GIVEN EXERCISE. Pull out every line of the material below that contains the string "title", and copy each one. Case counts, so only lines where the string appears with the same capitalization qualify.

SUPPLIED MATERIAL.
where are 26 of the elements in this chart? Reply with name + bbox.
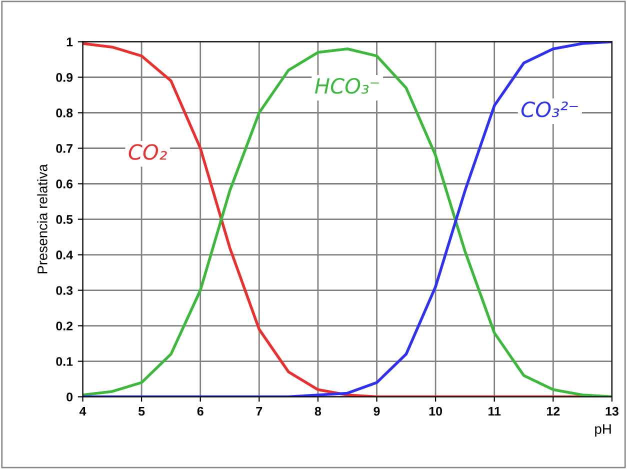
x-tick-label: 7 bbox=[256, 406, 262, 416]
y-tick-label: 0 bbox=[66, 392, 73, 402]
y-tick-label: 0.1 bbox=[56, 357, 73, 366]
y-tick-label: 0.2 bbox=[56, 322, 73, 330]
y-axis-title: Presencia relativa bbox=[37, 164, 48, 274]
series-label: HCO₃⁻ bbox=[314, 78, 379, 94]
x-axis-title: pH bbox=[595, 424, 611, 437]
y-tick-label: 0.6 bbox=[56, 180, 73, 188]
series-label: CO₂ bbox=[128, 144, 167, 160]
y-tick-label: 1 bbox=[66, 38, 73, 46]
y-tick-label: 0.9 bbox=[56, 73, 73, 82]
x-tick-label: 11 bbox=[488, 406, 501, 416]
x-tick-label: 13 bbox=[606, 406, 618, 416]
y-tick-label: 0.3 bbox=[56, 286, 73, 295]
x-tick-label: 4 bbox=[79, 406, 86, 416]
x-tick-label: 8 bbox=[314, 406, 322, 416]
y-tick-label: 0.8 bbox=[56, 108, 73, 118]
series-label: CO₃²⁻ bbox=[521, 101, 578, 118]
x-tick-label: 10 bbox=[429, 406, 442, 416]
y-tick-label: 0.5 bbox=[56, 215, 73, 224]
x-tick-label: 12 bbox=[546, 406, 560, 416]
x-tick-label: 5 bbox=[138, 406, 145, 416]
x-tick-label: 6 bbox=[197, 406, 204, 416]
y-tick-label: 0.7 bbox=[56, 144, 72, 153]
y-tick-label: 0.4 bbox=[56, 250, 73, 260]
x-tick-label: 9 bbox=[374, 406, 380, 416]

WRITTEN REPLY.
y-axis-title: Presencia relativa bbox=[37, 164, 48, 274]
x-axis-title: pH bbox=[595, 424, 611, 437]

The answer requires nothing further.